Your goal: Find each line with the string "following" and copy it.
---*---
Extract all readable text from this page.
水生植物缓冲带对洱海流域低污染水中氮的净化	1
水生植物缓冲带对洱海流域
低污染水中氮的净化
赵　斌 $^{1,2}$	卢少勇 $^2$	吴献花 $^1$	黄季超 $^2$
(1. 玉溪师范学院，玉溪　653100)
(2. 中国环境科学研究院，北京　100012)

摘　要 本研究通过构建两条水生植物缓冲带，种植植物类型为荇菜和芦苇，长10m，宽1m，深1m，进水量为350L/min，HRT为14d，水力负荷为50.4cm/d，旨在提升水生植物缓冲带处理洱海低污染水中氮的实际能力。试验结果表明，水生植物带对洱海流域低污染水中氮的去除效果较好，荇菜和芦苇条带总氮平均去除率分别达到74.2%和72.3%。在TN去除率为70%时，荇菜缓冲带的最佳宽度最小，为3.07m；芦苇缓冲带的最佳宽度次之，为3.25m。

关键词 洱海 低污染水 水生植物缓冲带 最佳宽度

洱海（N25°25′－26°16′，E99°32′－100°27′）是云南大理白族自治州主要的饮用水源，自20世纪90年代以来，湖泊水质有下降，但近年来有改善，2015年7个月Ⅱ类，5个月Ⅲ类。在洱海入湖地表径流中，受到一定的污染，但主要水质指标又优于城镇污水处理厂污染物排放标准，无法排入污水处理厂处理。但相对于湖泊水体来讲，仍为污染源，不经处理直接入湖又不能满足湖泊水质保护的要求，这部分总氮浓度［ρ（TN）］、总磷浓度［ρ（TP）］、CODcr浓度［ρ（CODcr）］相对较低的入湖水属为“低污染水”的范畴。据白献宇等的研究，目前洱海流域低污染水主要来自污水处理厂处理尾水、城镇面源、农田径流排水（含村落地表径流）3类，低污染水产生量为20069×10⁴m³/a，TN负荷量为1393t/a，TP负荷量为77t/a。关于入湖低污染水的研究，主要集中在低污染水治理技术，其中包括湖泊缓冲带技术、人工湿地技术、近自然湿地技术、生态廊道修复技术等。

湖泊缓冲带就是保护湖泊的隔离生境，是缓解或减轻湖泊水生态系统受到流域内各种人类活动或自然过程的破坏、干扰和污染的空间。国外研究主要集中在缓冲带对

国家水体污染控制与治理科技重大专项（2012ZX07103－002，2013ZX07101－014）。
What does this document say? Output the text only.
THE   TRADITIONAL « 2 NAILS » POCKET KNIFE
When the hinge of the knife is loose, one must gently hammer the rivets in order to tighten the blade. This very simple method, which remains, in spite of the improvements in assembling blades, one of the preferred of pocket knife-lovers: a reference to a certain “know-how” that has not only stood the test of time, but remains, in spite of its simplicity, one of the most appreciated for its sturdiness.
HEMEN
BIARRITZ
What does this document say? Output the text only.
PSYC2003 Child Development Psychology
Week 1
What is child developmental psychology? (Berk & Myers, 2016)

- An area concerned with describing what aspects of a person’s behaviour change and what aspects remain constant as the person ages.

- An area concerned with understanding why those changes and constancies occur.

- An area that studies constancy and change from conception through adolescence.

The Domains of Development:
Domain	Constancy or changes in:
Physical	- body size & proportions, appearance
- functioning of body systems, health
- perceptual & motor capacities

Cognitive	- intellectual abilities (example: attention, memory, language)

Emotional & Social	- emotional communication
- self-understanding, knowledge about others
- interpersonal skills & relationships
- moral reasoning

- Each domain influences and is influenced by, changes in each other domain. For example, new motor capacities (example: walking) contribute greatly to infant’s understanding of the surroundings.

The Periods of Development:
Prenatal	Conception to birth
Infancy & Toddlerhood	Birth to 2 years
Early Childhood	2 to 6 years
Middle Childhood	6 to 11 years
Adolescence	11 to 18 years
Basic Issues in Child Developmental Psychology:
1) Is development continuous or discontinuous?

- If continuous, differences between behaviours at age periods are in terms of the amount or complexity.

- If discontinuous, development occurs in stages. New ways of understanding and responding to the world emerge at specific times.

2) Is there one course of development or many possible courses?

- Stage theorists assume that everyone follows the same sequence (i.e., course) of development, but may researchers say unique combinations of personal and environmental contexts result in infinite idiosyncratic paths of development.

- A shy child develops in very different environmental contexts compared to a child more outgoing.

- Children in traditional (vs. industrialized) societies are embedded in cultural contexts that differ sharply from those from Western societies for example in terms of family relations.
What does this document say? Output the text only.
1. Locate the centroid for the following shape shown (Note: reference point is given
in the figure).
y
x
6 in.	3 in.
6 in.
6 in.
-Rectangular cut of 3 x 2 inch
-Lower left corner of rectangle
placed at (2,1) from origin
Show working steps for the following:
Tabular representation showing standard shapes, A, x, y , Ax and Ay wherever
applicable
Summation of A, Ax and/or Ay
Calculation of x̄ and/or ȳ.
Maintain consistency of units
---*---
Result:
1. Locate the centroid for the following shape shown (Note: reference point is given
Show working steps for the following:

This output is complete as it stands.